Items from a figure collection:

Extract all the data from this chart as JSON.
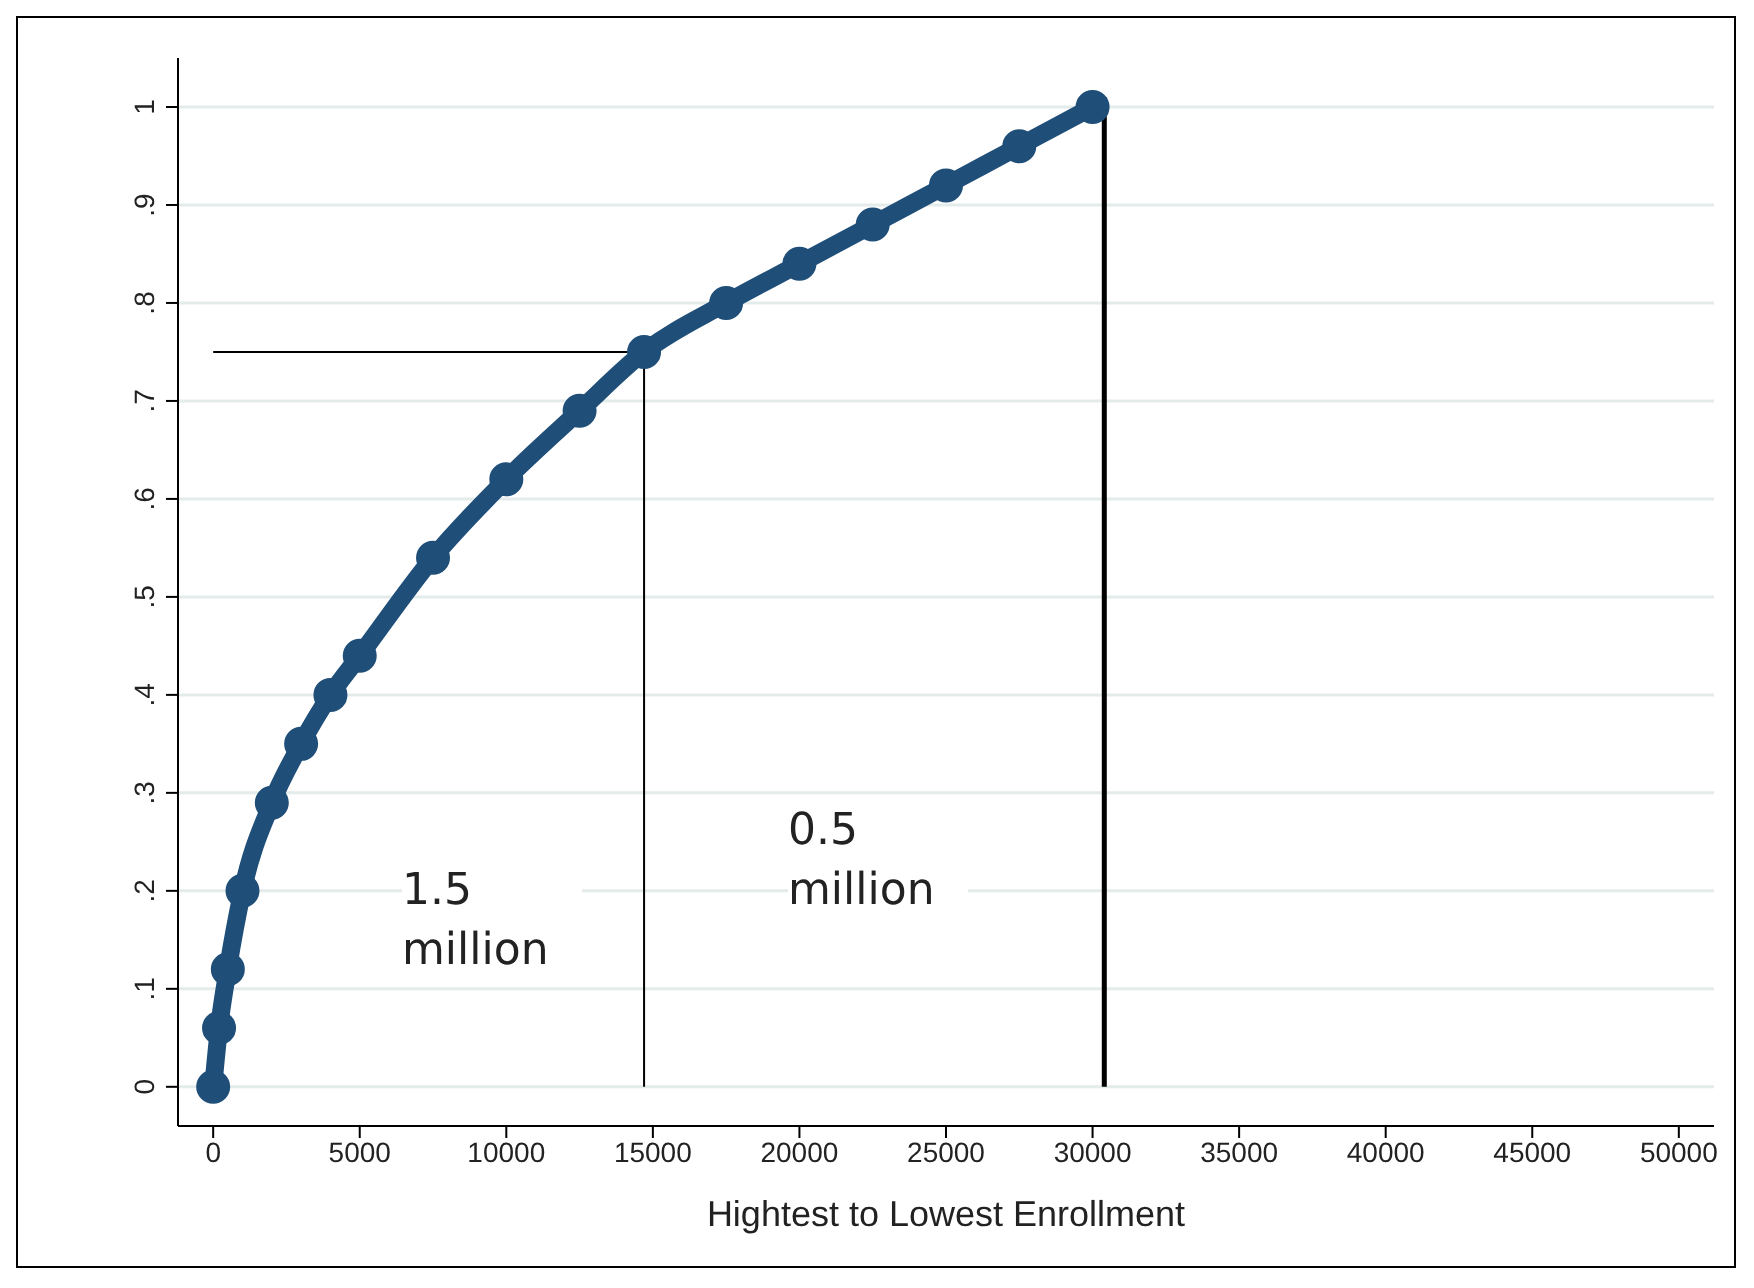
{
  "chart_data": {
    "type": "line",
    "xlabel": "Hightest to Lowest Enrollment",
    "xlim": [
      -1200,
      51200
    ],
    "ylim": [
      -0.04,
      1.05
    ],
    "xticks": [
      0,
      5000,
      10000,
      15000,
      20000,
      25000,
      30000,
      35000,
      40000,
      45000,
      50000
    ],
    "yticks": [
      0,
      {
        "value": 0.1,
        "label": ".1"
      },
      {
        "value": 0.2,
        "label": ".2"
      },
      {
        "value": 0.3,
        "label": ".3"
      },
      {
        "value": 0.4,
        "label": ".4"
      },
      {
        "value": 0.5,
        "label": ".5"
      },
      {
        "value": 0.6,
        "label": ".6"
      },
      {
        "value": 0.7,
        "label": ".7"
      },
      {
        "value": 0.8,
        "label": ".8"
      },
      {
        "value": 0.9,
        "label": ".9"
      },
      1
    ],
    "grid": "y",
    "series": [
      {
        "type": "line",
        "color": "#1f4e79",
        "marker": "circle",
        "x": [
          0,
          200,
          500,
          1000,
          2000,
          3000,
          4000,
          5000,
          7500,
          10000,
          12500,
          14700,
          17500,
          20000,
          22500,
          25000,
          27500,
          30000
        ],
        "values": [
          0,
          0.06,
          0.12,
          0.2,
          0.29,
          0.35,
          0.4,
          0.44,
          0.54,
          0.62,
          0.69,
          0.75,
          0.8,
          0.84,
          0.88,
          0.92,
          0.96,
          1.0
        ]
      },
      {
        "type": "line",
        "color": "#000000",
        "marker": "none",
        "x": [
          0,
          14700,
          14700
        ],
        "values": [
          0.75,
          0.75,
          0
        ]
      },
      {
        "type": "line",
        "color": "#000000",
        "marker": "none",
        "x": [
          30400,
          30400
        ],
        "values": [
          0,
          1.01
        ]
      }
    ],
    "annotations": [
      "1.5 million",
      "0.5 million"
    ]
  }
}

Your objective:
From the material above, reproduce everything verbatim except the pictures.

Response to the exercise:
Extract all the data from this chart as JSON.
{
  "chart_data": {
    "type": "line",
    "xlabel": "Hightest to Lowest Enrollment",
    "xlim": [
      -1200,
      51200
    ],
    "ylim": [
      -0.04,
      1.05
    ],
    "xticks": [
      0,
      5000,
      10000,
      15000,
      20000,
      25000,
      30000,
      35000,
      40000,
      45000,
      50000
    ],
    "yticks": [
      0,
      {
        "value": 0.1,
        "label": ".1"
      },
      {
        "value": 0.2,
        "label": ".2"
      },
      {
        "value": 0.3,
        "label": ".3"
      },
      {
        "value": 0.4,
        "label": ".4"
      },
      {
        "value": 0.5,
        "label": ".5"
      },
      {
        "value": 0.6,
        "label": ".6"
      },
      {
        "value": 0.7,
        "label": ".7"
      },
      {
        "value": 0.8,
        "label": ".8"
      },
      {
        "value": 0.9,
        "label": ".9"
      },
      1
    ],
    "grid": "y",
    "series": [
      {
        "type": "line",
        "color": "#1f4e79",
        "marker": "circle",
        "x": [
          0,
          200,
          500,
          1000,
          2000,
          3000,
          4000,
          5000,
          7500,
          10000,
          12500,
          14700,
          17500,
          20000,
          22500,
          25000,
          27500,
          30000
        ],
        "values": [
          0,
          0.06,
          0.12,
          0.2,
          0.29,
          0.35,
          0.4,
          0.44,
          0.54,
          0.62,
          0.69,
          0.75,
          0.8,
          0.84,
          0.88,
          0.92,
          0.96,
          1.0
        ]
      },
      {
        "type": "line",
        "color": "#000000",
        "marker": "none",
        "x": [
          0,
          14700,
          14700
        ],
        "values": [
          0.75,
          0.75,
          0
        ]
      },
      {
        "type": "line",
        "color": "#000000",
        "marker": "none",
        "x": [
          30400,
          30400
        ],
        "values": [
          0,
          1.01
        ]
      }
    ],
    "annotations": [
      "1.5 million",
      "0.5 million"
    ]
  }
}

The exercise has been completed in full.